== Passage

The season is dedicated to Arthur Storch, Syracuse Stage’s founding producing artistic director and SU Drama chair from 1973-1992. Under Storch’s guidance, SU Drama developed into one of the most sought-after B.F.A programs in the country. Storch passed away in March at age 87, in Manhattan, where he taught for many years after leaving Syracuse.
“Arthur Storch’s passion for training the next generation of theater artists is a guiding force for all of us at SU Drama,” says Producing Artistic Director Timothy Bond. “The scope of SU Drama’s upcoming season offers our students an incredible range of theatrical experiences, from large-scale musicals to great works of the western canon to modern classics. Arthur understood that participation in a diverse mainstage season is an essential part of the students’ training, the culmination of their classroom studies. We are honored to continue that tradition.”

====
== Given information

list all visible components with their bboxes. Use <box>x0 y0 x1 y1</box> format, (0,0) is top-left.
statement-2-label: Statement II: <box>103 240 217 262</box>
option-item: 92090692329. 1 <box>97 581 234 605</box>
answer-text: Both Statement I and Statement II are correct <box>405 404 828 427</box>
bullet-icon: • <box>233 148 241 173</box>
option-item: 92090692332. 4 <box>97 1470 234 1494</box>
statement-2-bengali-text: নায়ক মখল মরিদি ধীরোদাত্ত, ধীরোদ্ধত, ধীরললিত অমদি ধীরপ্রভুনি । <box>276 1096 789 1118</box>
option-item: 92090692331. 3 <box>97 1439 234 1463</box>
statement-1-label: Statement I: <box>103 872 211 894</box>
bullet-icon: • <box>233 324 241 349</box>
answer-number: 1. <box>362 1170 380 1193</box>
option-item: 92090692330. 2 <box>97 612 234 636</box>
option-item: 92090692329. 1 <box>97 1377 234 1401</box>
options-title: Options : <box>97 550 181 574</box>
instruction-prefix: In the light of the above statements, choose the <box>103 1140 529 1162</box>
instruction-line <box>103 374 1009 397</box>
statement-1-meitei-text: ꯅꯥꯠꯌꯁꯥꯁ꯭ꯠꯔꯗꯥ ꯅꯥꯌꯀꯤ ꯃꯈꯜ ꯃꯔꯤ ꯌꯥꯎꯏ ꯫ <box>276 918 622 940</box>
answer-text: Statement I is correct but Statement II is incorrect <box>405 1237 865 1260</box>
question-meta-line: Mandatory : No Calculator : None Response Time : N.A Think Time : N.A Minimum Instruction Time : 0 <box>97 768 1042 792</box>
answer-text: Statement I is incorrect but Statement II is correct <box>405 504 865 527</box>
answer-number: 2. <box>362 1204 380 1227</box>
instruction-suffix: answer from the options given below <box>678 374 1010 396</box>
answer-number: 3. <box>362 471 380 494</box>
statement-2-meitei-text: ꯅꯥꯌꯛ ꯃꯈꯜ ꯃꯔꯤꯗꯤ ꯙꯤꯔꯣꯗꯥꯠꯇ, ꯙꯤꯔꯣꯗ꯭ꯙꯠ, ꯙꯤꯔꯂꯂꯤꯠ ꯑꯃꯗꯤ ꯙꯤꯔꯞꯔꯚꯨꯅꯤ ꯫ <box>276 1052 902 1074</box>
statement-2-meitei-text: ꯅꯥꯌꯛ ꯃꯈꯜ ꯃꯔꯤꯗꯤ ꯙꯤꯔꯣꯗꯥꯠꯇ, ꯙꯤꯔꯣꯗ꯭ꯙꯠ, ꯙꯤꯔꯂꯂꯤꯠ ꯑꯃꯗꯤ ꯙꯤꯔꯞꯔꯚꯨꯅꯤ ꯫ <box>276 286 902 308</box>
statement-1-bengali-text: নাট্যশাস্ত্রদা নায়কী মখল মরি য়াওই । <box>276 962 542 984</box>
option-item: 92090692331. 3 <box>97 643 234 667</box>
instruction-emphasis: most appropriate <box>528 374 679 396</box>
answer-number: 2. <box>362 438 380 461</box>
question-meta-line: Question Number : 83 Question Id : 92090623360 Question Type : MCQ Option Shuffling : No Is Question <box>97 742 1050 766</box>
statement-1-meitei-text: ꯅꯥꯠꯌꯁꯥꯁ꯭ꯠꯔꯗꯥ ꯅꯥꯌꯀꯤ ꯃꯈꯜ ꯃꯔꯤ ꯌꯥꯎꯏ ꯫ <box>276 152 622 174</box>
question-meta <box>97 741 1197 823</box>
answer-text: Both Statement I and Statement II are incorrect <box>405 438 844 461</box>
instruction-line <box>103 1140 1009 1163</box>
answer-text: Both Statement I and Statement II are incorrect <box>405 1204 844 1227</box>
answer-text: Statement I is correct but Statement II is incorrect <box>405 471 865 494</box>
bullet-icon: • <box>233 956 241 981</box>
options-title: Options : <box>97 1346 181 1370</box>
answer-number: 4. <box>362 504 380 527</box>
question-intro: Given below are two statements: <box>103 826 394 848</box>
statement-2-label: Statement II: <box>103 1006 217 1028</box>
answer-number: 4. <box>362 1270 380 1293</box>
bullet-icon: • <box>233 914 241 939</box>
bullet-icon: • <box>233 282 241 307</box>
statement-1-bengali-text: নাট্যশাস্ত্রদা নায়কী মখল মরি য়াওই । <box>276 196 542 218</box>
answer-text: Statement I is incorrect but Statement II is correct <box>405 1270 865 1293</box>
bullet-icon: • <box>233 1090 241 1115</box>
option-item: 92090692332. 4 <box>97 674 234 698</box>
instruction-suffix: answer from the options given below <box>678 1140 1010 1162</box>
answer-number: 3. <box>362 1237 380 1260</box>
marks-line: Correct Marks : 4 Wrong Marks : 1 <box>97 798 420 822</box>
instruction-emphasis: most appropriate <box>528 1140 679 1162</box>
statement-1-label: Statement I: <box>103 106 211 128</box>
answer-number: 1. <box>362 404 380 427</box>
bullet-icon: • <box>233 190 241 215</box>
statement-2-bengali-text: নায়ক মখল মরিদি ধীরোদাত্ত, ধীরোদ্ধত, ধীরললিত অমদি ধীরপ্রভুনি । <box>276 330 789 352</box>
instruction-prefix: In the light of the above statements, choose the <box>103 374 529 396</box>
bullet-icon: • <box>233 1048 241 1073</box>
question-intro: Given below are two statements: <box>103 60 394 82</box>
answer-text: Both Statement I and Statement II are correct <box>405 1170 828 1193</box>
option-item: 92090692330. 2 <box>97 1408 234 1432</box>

====

▶ **Requirement**
In the passage about the SU Drama season above, set down the part that begins with the words "The season is" and ends with "after leaving Syracuse.", keeping every word unchanged.

▶ **The answer**
The season is dedicated to Arthur Storch, Syracuse Stage’s founding producing artistic director and SU Drama chair from 1973-1992. Under Storch’s guidance, SU Drama developed into one of the most sought-after B.F.A programs in the country. Storch passed away in March at age 87, in Manhattan, where he taught for many years after leaving Syracuse.